Show every line containing "image" by copying it.

---

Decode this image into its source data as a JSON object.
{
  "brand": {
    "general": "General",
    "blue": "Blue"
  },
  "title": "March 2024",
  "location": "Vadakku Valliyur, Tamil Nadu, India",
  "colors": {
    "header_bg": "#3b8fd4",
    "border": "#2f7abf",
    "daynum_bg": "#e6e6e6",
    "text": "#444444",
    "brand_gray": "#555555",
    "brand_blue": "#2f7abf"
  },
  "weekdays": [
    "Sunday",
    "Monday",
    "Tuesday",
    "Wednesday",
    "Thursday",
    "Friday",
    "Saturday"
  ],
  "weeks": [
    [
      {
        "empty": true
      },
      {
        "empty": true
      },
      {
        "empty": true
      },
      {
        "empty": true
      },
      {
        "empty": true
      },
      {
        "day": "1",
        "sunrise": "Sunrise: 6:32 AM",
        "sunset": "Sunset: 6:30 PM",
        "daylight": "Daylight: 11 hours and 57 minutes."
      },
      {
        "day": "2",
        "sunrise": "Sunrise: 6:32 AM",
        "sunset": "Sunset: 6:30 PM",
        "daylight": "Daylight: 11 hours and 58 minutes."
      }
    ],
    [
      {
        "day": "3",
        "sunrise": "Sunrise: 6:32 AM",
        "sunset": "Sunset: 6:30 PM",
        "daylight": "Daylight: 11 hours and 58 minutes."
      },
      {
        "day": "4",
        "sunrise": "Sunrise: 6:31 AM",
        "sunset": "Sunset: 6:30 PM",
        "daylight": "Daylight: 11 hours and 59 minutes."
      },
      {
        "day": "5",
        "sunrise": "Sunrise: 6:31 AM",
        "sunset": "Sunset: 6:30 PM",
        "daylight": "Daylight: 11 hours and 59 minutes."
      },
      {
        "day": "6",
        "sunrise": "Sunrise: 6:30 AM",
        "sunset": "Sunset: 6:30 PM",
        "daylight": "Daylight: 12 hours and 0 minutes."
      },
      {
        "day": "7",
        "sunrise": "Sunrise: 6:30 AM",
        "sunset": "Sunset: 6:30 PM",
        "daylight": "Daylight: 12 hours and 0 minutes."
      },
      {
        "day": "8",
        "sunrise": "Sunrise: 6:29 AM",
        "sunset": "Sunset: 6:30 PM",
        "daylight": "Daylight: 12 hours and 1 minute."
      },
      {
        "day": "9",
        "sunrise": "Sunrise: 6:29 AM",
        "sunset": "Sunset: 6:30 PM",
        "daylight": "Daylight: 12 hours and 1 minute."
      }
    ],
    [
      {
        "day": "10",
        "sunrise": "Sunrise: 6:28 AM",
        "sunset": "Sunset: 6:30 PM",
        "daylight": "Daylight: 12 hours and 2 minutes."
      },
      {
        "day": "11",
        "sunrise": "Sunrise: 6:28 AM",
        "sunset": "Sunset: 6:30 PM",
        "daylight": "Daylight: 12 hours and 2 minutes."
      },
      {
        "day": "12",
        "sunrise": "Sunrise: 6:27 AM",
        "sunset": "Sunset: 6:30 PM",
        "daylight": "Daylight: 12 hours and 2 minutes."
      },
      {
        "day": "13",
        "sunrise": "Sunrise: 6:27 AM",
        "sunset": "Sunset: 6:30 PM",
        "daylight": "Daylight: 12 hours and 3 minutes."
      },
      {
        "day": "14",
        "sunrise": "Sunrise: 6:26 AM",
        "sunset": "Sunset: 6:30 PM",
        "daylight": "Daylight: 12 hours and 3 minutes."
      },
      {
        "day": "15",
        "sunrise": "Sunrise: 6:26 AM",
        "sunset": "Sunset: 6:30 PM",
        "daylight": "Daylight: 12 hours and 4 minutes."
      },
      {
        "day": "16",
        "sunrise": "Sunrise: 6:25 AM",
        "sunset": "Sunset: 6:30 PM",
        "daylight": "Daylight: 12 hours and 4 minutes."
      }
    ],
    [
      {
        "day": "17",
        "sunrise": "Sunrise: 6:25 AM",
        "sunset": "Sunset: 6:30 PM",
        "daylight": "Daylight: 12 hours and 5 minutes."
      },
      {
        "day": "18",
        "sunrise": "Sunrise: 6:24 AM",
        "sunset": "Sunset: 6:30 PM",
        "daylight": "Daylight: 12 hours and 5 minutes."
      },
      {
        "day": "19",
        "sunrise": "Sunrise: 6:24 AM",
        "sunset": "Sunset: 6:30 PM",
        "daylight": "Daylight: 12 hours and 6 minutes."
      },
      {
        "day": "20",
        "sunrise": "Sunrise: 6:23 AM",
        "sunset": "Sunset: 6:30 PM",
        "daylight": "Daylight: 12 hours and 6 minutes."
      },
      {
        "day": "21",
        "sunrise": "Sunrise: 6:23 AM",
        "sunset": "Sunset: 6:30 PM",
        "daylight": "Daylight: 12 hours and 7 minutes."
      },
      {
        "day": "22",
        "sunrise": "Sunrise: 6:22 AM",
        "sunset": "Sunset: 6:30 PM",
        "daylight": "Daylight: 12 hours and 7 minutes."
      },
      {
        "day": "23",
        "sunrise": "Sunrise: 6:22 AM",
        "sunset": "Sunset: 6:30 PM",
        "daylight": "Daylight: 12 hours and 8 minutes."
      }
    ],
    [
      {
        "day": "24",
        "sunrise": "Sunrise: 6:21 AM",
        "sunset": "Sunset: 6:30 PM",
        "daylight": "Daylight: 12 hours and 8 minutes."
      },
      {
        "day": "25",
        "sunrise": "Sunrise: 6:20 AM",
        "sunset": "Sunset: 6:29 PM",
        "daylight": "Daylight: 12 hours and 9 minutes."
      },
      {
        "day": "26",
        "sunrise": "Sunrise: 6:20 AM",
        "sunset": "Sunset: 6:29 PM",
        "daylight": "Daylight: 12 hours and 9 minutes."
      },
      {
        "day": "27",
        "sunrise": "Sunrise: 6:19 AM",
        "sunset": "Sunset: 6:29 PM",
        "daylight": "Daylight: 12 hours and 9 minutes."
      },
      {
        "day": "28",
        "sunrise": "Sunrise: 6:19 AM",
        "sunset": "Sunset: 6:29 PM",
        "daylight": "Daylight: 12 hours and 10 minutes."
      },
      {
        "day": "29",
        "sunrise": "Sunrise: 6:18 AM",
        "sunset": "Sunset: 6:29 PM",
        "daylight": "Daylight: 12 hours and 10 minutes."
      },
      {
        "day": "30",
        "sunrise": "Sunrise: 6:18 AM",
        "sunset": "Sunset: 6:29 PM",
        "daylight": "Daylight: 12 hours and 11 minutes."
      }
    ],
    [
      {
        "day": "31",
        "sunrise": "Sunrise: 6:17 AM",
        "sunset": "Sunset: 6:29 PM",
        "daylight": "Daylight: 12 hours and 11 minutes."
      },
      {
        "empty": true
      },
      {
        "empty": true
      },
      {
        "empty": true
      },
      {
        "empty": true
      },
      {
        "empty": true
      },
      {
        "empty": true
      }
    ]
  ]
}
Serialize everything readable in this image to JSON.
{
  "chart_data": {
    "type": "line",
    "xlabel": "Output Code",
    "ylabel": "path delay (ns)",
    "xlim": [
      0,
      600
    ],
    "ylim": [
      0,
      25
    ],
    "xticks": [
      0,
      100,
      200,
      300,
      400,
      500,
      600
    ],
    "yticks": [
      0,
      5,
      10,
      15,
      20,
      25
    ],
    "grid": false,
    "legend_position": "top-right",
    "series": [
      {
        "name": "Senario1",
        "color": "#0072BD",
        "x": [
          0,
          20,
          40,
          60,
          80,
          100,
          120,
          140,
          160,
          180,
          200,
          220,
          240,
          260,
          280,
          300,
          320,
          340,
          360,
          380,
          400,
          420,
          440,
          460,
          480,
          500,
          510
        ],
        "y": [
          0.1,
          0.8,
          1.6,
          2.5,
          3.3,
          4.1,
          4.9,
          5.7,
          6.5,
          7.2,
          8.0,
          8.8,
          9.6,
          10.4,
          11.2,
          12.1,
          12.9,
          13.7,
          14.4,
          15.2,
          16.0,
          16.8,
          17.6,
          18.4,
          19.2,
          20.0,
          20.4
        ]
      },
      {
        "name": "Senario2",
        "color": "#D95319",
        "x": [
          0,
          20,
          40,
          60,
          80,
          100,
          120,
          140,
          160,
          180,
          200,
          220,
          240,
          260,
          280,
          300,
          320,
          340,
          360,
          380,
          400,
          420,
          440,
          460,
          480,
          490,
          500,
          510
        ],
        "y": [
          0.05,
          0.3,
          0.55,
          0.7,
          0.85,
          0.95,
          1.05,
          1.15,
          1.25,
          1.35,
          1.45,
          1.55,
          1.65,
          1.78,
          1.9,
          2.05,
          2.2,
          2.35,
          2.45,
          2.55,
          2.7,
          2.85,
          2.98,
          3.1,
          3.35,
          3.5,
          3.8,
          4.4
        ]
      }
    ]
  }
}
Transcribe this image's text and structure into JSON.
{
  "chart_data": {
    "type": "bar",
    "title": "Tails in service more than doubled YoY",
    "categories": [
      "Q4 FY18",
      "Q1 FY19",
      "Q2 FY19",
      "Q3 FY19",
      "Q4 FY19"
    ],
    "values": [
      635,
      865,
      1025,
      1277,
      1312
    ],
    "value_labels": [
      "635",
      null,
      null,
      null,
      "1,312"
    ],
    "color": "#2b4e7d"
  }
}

---

* **SOLUTION TO THIS PROBLEM**
Decode this image into its source data as a JSON object.
Serialize everything readable in this image to JSON.
Transcribe this image's text and structure into JSON.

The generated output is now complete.